EXERCISE INSTRUCTIONS
Write the entries below out again exactly; any picture in them stays out.

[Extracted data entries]
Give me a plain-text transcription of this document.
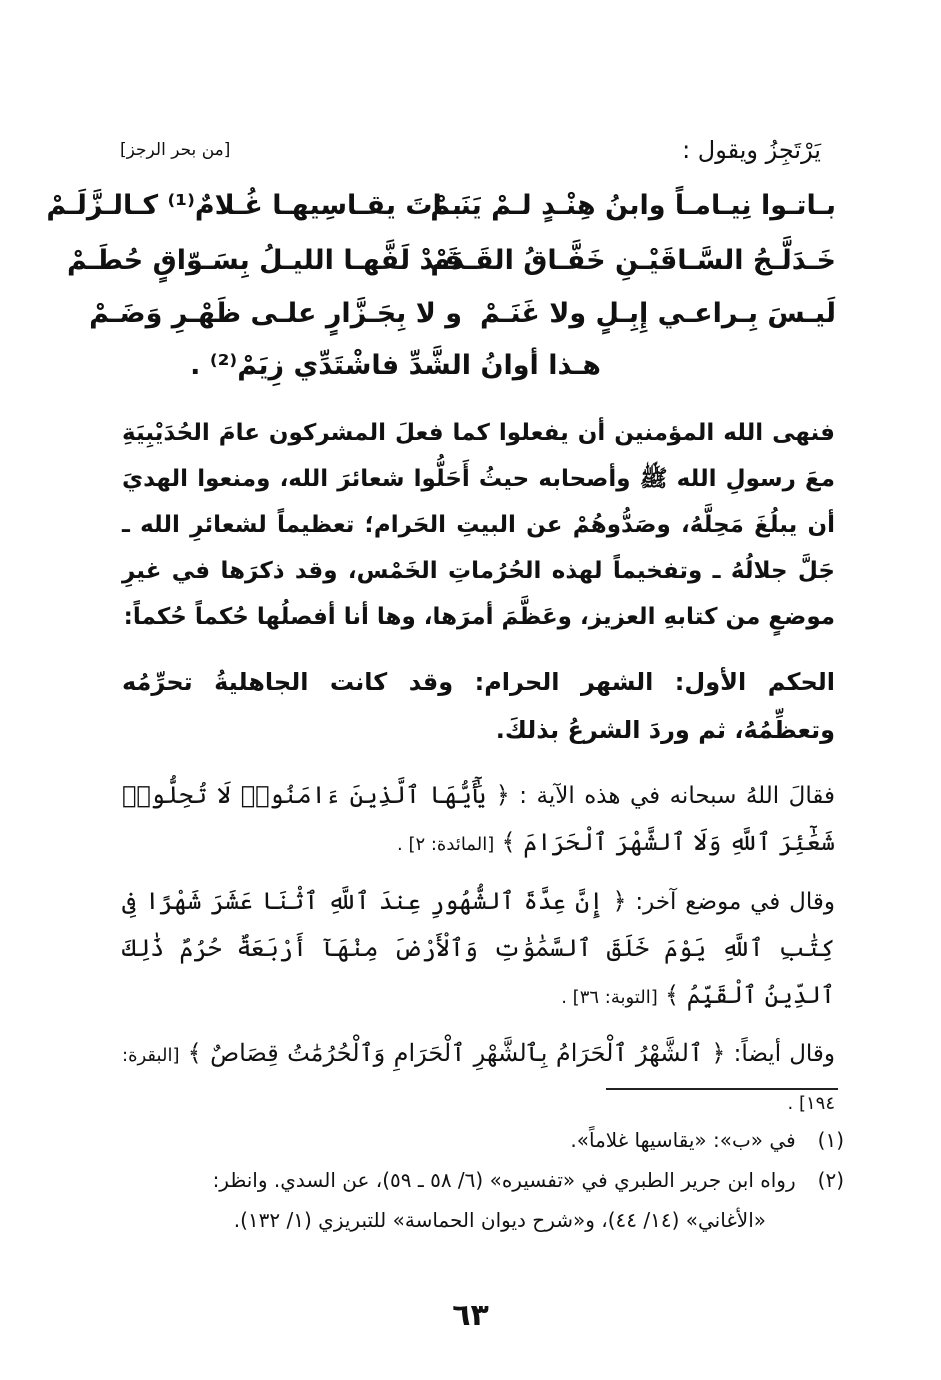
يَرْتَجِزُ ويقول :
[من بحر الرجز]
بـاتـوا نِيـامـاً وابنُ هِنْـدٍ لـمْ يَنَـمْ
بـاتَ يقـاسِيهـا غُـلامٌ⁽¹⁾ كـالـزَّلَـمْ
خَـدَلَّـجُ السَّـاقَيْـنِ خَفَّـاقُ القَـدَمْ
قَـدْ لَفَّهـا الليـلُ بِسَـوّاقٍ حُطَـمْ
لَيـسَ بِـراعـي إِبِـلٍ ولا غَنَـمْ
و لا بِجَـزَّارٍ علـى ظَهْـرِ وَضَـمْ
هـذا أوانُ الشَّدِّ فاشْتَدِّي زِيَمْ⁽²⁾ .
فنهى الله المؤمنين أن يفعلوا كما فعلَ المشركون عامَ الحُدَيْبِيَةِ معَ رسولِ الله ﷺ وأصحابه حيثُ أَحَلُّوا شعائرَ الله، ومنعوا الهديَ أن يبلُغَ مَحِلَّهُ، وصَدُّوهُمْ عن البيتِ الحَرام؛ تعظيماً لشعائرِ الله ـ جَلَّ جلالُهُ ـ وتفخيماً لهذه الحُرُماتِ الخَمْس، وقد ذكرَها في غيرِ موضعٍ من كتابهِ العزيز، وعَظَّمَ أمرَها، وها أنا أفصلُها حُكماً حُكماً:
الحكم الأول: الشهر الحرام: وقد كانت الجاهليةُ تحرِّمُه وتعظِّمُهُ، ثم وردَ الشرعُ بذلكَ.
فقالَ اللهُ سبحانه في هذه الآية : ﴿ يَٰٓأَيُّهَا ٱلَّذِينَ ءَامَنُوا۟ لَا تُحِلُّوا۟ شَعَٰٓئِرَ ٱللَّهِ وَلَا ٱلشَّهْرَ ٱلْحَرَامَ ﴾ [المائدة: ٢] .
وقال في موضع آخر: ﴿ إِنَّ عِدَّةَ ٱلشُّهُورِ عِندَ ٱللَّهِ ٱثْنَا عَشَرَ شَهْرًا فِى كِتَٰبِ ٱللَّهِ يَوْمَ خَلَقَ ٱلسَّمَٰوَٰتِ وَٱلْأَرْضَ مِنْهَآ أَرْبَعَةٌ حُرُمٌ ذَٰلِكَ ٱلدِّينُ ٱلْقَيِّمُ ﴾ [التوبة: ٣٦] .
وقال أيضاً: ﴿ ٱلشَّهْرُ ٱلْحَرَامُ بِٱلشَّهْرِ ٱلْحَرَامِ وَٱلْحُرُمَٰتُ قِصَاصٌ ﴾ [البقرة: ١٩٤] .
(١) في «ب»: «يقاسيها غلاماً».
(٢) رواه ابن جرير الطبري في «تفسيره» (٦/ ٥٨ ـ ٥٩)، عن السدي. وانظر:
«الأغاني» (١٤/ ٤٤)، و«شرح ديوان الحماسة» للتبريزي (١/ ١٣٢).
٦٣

SOLUTION TO THIS EXERCISE
Give me a plain-text transcription of this document.
يَرْتَجِزُ ويقول :
[من بحر الرجز]
بـاتـوا نِيـامـاً وابنُ هِنْـدٍ لـمْ يَنَـمْ
بـاتَ يقـاسِيهـا غُـلامٌ⁽¹⁾ كـالـزَّلَـمْ
خَـدَلَّـجُ السَّـاقَيْـنِ خَفَّـاقُ القَـدَمْ
قَـدْ لَفَّهـا الليـلُ بِسَـوّاقٍ حُطَـمْ
لَيـسَ بِـراعـي إِبِـلٍ ولا غَنَـمْ
و لا بِجَـزَّارٍ علـى ظَهْـرِ وَضَـمْ
هـذا أوانُ الشَّدِّ فاشْتَدِّي زِيَمْ⁽²⁾ .
فنهى الله المؤمنين أن يفعلوا كما فعلَ المشركون عامَ الحُدَيْبِيَةِ معَ رسولِ الله ﷺ وأصحابه حيثُ أَحَلُّوا شعائرَ الله، ومنعوا الهديَ أن يبلُغَ مَحِلَّهُ، وصَدُّوهُمْ عن البيتِ الحَرام؛ تعظيماً لشعائرِ الله ـ جَلَّ جلالُهُ ـ وتفخيماً لهذه الحُرُماتِ الخَمْس، وقد ذكرَها في غيرِ موضعٍ من كتابهِ العزيز، وعَظَّمَ أمرَها، وها أنا أفصلُها حُكماً حُكماً:
الحكم الأول: الشهر الحرام: وقد كانت الجاهليةُ تحرِّمُه وتعظِّمُهُ، ثم وردَ الشرعُ بذلكَ.
فقالَ اللهُ سبحانه في هذه الآية : ﴿ يَٰٓأَيُّهَا ٱلَّذِينَ ءَامَنُوا۟ لَا تُحِلُّوا۟ شَعَٰٓئِرَ ٱللَّهِ وَلَا ٱلشَّهْرَ ٱلْحَرَامَ ﴾ [المائدة: ٢] .
وقال في موضع آخر: ﴿ إِنَّ عِدَّةَ ٱلشُّهُورِ عِندَ ٱللَّهِ ٱثْنَا عَشَرَ شَهْرًا فِى كِتَٰبِ ٱللَّهِ يَوْمَ خَلَقَ ٱلسَّمَٰوَٰتِ وَٱلْأَرْضَ مِنْهَآ أَرْبَعَةٌ حُرُمٌ ذَٰلِكَ ٱلدِّينُ ٱلْقَيِّمُ ﴾ [التوبة: ٣٦] .
وقال أيضاً: ﴿ ٱلشَّهْرُ ٱلْحَرَامُ بِٱلشَّهْرِ ٱلْحَرَامِ وَٱلْحُرُمَٰتُ قِصَاصٌ ﴾ [البقرة: ١٩٤] .
(١) في «ب»: «يقاسيها غلاماً».
(٢) رواه ابن جرير الطبري في «تفسيره» (٦/ ٥٨ ـ ٥٩)، عن السدي. وانظر:
«الأغاني» (١٤/ ٤٤)، و«شرح ديوان الحماسة» للتبريزي (١/ ١٣٢).
٦٣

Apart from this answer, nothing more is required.